→ WHAT YOU HAVE TO DO:
Copy the lines holding the word "text", all of them.

→ AVAILABLE DATA:
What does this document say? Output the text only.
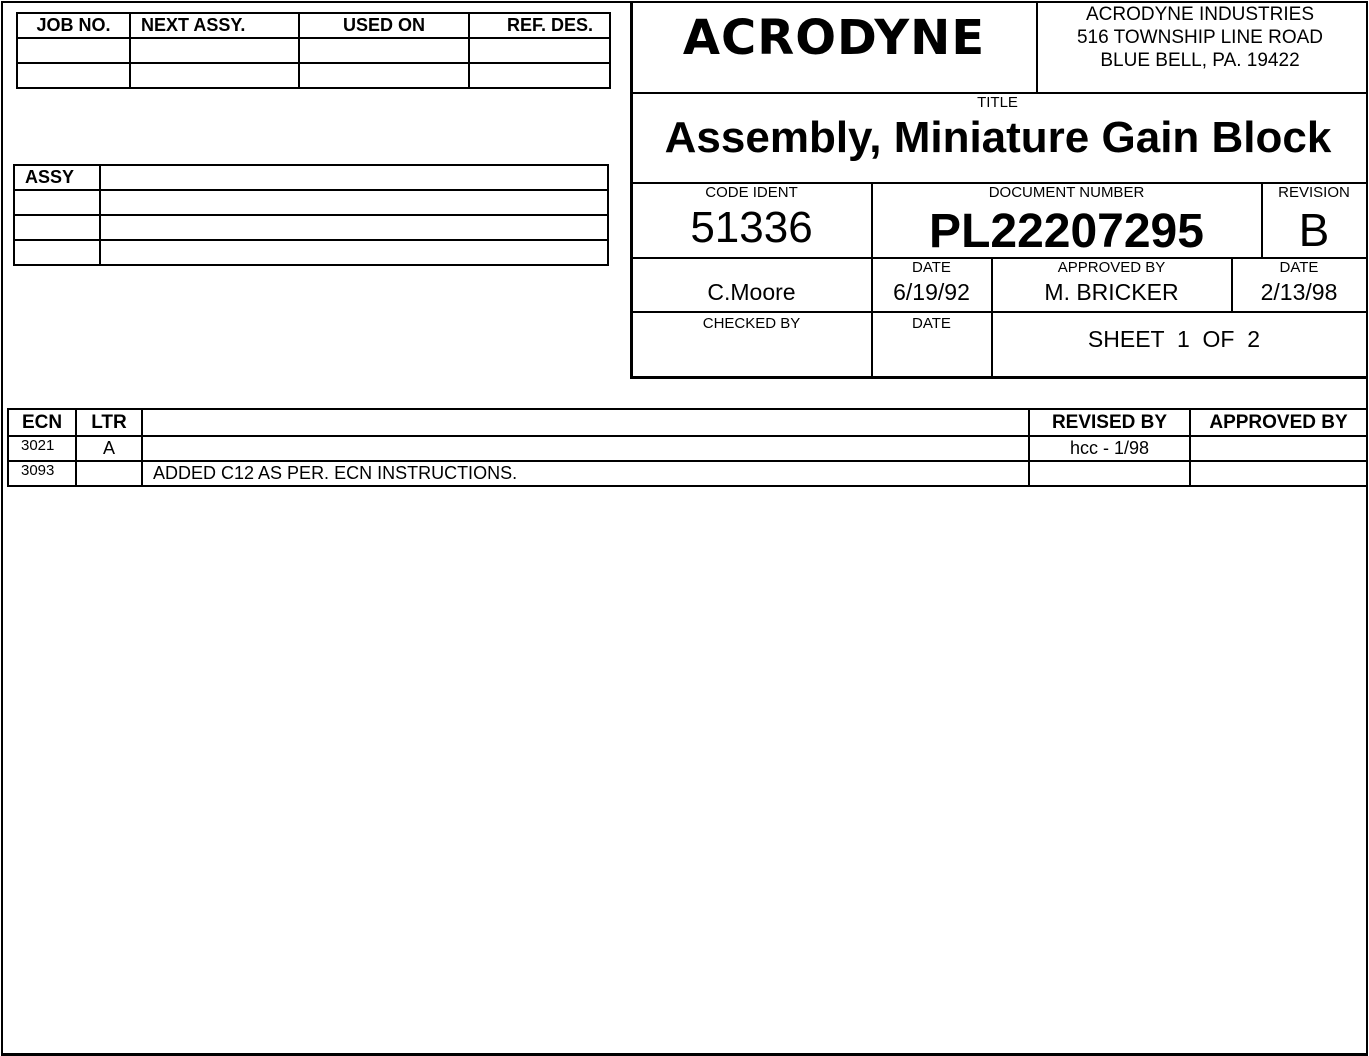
JOB NO.	NEXT ASSY.	USED ON	REF. DES.

ASSY	

ACRODYNE	ACRODYNE INDUSTRIES
516 TOWNSHIP LINE ROAD
BLUE BELL, PA. 19422
TITLE
Assembly, Miniature Gain Block
CODE IDENT
51336
DOCUMENT NUMBER
PL22207295
REVISION
B
C.Moore
DATE
6/19/92
APPROVED BY
M. BRICKER
DATE
2/13/98
CHECKED BY	DATE
SHEET  1  OF  2
ECN	LTR		REVISED BY	APPROVED BY
3021	A		hcc - 1/98	
3093		ADDED C12 AS PER. ECN INSTRUCTIONS.		
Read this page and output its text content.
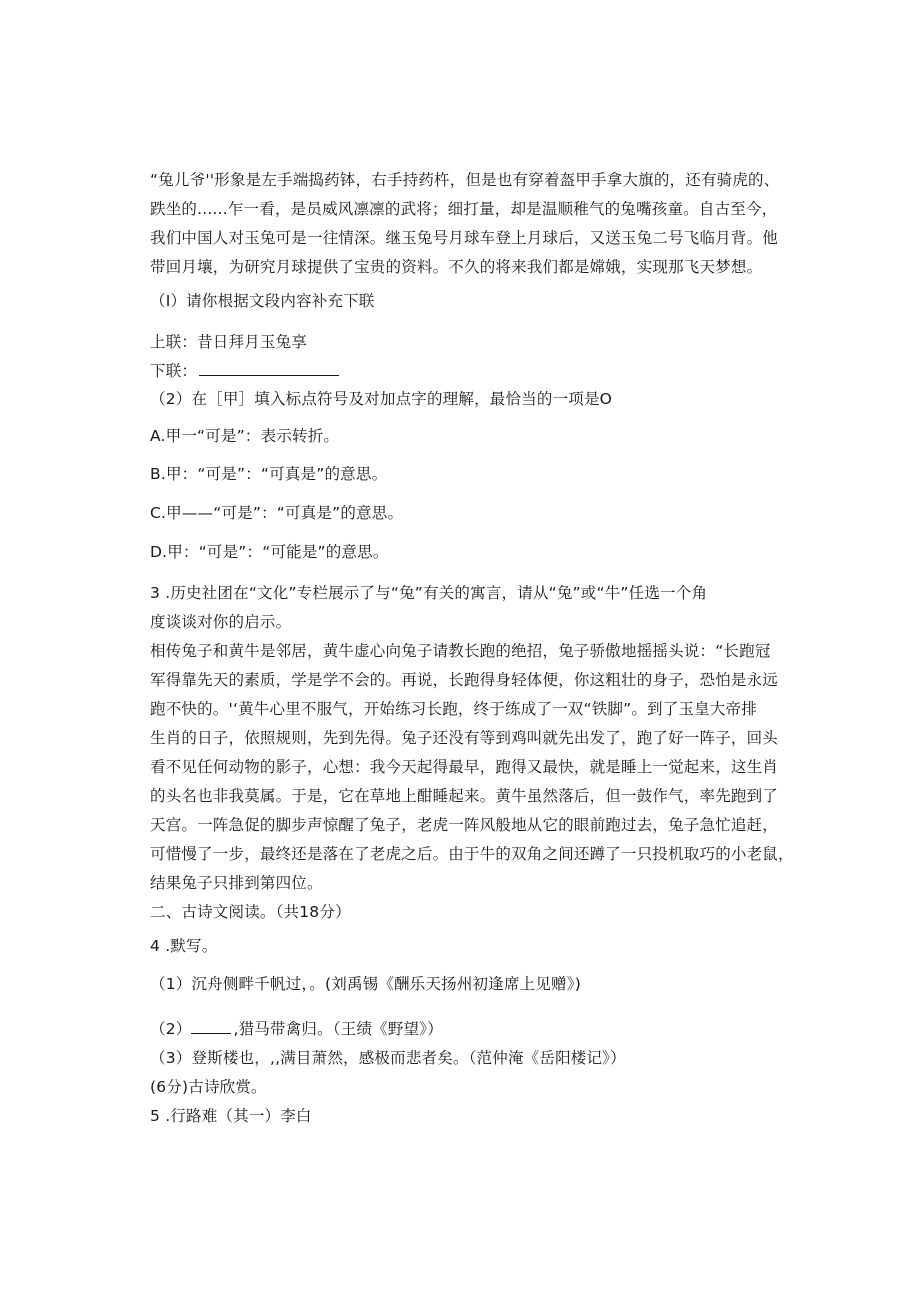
“兔儿爷''形象是左手端捣药钵，右手持药杵，但是也有穿着盔甲手拿大旗的，还有骑虎的、
跌坐的......乍一看，是员威风凛凛的武将；细打量，却是温顺稚气的兔嘴孩童。自古至今，
我们中国人对玉兔可是一往情深。继玉兔号月球车登上月球后，又送玉兔二号飞临月背。他
带回月壤，为研究月球提供了宝贵的资料。不久的将来我们都是嫦娥，实现那飞天梦想。
（I）请你根据文段内容补充下联
上联：昔日拜月玉兔享
下联：
（2）在［甲］填入标点符号及对加点字的理解，最恰当的一项是O
A.甲一“可是”：表示转折。
B.甲：“可是”：“可真是”的意思。
C.甲——“可是”：“可真是”的意思。
D.甲：“可是”：“可能是”的意思。
3 .历史社团在“文化”专栏展示了与“兔”有关的寓言，请从“兔”或“牛”任选一个角
度谈谈对你的启示。
相传兔子和黄牛是邻居，黄牛虚心向兔子请教长跑的绝招，兔子骄傲地摇摇头说：“长跑冠
军得靠先天的素质，学是学不会的。再说，长跑得身轻体便，你这粗壮的身子，恐怕是永远
跑不快的。'‘黄牛心里不服气，开始练习长跑，终于练成了一双“铁脚”。到了玉皇大帝排
生肖的日子，依照规则，先到先得。兔子还没有等到鸡叫就先出发了，跑了好一阵子，回头
看不见任何动物的影子，心想：我今天起得最早，跑得又最快，就是睡上一觉起来，这生肖
的头名也非我莫属。于是，它在草地上酣睡起来。黄牛虽然落后，但一鼓作气，率先跑到了
天宫。一阵急促的脚步声惊醒了兔子，老虎一阵风般地从它的眼前跑过去，兔子急忙追赶，
可惜慢了一步，最终还是落在了老虎之后。由于牛的双角之间还蹲了一只投机取巧的小老鼠，
结果兔子只排到第四位。
二、古诗文阅读。（共18分）
4 .默写。
（1）沉舟侧畔千帆过，。(刘禹锡《酬乐天扬州初逢席上见赠》)
（2）	,猎马带禽归。（王绩《野望》）
（3）登斯楼也，,,满目萧然，感极而悲者矣。（范仲淹《岳阳楼记》）
(6分)古诗欣赏。
5 .行路难（其一）李白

→ SOLUTION:
What does this document say? Output the text only.
Read this page and output its text content.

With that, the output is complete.